§ Given request
Look through the data below. Collect every line where the word "anual" occurs.

---------- Supplied data ----------

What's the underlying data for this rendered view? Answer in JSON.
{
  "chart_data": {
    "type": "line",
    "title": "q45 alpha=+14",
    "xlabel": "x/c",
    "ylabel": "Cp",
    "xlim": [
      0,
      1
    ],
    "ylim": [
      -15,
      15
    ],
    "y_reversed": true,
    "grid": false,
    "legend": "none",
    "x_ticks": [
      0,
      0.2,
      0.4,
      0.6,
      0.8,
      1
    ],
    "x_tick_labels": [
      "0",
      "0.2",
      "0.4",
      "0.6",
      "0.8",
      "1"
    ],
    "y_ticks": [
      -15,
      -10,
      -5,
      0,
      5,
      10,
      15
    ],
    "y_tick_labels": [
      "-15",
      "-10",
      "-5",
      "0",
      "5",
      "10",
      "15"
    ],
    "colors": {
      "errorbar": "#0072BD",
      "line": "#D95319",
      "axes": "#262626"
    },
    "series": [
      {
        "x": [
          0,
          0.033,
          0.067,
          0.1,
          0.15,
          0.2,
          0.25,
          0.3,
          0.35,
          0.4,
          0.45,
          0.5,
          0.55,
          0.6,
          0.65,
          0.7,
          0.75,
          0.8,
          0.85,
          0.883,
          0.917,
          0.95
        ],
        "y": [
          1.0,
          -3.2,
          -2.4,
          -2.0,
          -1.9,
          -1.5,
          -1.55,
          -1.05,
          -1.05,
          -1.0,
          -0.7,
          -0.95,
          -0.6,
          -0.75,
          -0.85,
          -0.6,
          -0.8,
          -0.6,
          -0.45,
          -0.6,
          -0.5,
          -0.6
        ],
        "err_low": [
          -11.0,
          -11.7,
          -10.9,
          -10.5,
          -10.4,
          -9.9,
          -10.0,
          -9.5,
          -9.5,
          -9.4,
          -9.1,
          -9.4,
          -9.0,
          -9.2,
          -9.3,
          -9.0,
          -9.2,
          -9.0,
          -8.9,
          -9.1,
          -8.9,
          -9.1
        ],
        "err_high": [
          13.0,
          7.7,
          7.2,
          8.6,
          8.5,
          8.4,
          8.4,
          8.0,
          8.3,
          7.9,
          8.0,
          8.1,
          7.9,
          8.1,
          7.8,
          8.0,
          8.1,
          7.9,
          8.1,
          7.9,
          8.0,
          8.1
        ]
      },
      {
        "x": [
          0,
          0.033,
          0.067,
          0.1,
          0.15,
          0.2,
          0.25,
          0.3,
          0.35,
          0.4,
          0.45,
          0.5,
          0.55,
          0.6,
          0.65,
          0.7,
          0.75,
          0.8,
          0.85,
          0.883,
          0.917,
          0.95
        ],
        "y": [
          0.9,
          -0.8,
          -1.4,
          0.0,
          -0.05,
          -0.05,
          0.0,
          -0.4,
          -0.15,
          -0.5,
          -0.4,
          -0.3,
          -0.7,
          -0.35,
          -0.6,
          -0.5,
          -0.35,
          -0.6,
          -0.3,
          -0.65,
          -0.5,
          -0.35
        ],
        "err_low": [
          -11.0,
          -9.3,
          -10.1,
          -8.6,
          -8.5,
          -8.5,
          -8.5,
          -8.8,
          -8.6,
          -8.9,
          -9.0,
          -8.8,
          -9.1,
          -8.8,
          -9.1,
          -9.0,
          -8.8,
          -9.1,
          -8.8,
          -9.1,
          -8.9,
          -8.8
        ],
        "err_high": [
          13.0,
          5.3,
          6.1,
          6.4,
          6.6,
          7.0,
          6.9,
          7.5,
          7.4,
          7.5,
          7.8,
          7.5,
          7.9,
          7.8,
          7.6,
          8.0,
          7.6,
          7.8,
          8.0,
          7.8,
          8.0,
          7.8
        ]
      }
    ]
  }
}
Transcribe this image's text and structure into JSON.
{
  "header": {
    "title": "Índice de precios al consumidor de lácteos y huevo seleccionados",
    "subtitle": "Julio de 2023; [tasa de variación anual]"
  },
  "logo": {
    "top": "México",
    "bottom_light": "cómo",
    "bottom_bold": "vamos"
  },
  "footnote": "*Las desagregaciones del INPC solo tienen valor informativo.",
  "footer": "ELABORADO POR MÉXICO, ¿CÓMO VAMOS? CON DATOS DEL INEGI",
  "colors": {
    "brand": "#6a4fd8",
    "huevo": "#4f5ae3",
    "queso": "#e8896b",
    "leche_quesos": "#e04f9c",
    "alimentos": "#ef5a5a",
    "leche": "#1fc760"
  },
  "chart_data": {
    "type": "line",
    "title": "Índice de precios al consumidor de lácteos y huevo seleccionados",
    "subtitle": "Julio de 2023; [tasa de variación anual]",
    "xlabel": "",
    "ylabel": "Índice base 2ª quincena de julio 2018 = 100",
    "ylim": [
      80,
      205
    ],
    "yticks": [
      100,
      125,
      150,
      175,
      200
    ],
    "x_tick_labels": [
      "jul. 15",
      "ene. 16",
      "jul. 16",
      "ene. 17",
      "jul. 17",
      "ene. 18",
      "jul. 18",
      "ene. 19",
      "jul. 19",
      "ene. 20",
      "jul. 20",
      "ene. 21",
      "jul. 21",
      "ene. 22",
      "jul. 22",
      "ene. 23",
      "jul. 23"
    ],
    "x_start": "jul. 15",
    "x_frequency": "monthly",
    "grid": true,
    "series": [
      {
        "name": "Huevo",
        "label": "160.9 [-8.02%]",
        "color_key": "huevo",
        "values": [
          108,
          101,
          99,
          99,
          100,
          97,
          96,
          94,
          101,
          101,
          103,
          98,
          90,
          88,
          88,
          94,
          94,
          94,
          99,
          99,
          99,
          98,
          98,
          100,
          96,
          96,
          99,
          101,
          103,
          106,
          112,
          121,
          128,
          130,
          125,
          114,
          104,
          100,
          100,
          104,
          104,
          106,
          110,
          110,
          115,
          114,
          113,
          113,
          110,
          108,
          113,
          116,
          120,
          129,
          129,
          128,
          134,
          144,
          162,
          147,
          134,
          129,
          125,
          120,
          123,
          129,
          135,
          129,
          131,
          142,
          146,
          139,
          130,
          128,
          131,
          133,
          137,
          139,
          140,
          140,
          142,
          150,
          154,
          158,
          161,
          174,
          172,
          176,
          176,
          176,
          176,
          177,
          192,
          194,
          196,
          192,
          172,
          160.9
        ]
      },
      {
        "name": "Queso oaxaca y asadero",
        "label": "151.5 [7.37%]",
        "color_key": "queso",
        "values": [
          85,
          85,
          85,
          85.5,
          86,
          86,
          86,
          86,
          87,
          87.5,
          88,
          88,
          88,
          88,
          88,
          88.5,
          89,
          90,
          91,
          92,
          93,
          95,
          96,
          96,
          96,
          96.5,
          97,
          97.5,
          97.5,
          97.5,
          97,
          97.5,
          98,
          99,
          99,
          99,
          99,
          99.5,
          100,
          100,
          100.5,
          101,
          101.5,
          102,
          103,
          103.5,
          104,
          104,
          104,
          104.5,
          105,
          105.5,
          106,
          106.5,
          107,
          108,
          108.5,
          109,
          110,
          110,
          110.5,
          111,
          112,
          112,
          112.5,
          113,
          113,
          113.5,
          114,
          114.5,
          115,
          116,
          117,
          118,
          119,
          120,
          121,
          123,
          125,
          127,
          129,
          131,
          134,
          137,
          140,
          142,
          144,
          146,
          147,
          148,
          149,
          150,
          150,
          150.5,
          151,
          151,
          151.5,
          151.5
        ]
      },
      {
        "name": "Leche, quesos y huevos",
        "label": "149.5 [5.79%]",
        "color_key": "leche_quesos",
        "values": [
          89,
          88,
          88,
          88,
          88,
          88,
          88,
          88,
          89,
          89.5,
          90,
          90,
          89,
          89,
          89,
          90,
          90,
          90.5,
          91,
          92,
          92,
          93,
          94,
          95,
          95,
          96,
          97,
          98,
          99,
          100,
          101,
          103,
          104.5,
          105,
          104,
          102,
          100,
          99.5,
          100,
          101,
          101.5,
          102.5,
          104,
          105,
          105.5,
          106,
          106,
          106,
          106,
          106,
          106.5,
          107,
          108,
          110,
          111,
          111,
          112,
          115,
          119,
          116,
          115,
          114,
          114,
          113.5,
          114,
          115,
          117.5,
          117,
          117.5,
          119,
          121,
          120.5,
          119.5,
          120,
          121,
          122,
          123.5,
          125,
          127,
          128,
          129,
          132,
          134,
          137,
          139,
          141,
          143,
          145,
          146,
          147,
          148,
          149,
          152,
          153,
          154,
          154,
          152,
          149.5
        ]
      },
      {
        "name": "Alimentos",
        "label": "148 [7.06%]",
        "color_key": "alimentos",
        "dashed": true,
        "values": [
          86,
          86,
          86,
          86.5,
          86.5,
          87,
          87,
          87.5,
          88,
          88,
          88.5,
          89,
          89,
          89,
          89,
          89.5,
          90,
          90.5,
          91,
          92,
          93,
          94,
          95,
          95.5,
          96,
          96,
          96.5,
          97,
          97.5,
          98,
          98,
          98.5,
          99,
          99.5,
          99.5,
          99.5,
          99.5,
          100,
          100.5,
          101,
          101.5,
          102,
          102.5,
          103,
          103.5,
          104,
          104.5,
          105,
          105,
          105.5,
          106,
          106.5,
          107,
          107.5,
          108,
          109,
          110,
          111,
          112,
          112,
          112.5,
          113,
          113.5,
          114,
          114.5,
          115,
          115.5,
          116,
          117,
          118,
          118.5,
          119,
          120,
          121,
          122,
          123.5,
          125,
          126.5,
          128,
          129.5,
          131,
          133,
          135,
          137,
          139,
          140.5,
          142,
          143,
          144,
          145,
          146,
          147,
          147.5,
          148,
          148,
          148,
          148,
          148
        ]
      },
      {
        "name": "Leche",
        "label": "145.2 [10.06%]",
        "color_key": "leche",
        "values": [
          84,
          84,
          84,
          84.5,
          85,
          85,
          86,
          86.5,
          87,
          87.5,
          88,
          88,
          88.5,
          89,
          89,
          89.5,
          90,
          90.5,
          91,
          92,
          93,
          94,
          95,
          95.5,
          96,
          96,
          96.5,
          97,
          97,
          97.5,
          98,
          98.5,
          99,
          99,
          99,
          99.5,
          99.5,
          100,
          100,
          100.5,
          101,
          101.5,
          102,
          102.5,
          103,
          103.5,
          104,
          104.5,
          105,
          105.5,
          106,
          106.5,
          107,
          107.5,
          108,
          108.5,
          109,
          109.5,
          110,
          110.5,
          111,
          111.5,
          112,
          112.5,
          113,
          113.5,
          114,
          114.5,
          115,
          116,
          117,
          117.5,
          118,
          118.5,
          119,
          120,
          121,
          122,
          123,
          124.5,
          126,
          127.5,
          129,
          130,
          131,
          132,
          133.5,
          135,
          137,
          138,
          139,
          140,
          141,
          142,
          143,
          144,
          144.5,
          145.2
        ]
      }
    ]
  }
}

----------

§ Worked answer
    "subtitle": "Julio de 2023; [tasa de variación anual]"
    "subtitle": "Julio de 2023; [tasa de variación anual]",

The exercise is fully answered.